Records excerpted from a collection
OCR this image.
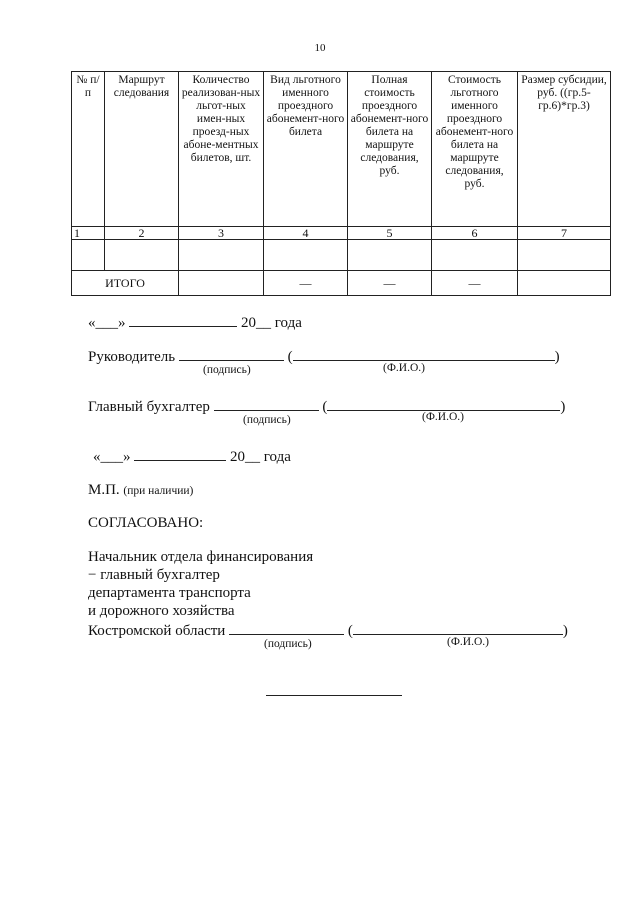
10
№ п/п	Маршрут следования	Количество реализован-ных льгот-ных имен-ных проезд-ных абоне-ментных билетов, шт.	Вид льготного именного проездного абонемент-ного билета	Полная стоимость проездного абонемент-ного билета на маршруте следования, руб.	Стоимость льготного именного проездного абонемент-ного билета на маршруте следования, руб.	Размер субсидии, руб. ((гр.5-гр.6)*гр.3)
1	2	3	4	5	6	7

ИТОГО			—	—	—	
«___»	20__ года
Руководитель	(	)
(подпись)	(Ф.И.О.)
Главный бухгалтер	(	)
(подпись)	(Ф.И.О.)
«___»	20__ года
М.П. (при наличии)
СОГЛАСОВАНО:
Начальник отдела финансирования
− главный бухгалтер
департамента транспорта
и дорожного хозяйства
Костромской области	(	)
(подпись)	(Ф.И.О.)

### TASK
Select, from the listing, all lines that include the word "бухгалтер".

### WRITTEN RESPONSE
Главный бухгалтер	(	)
− главный бухгалтер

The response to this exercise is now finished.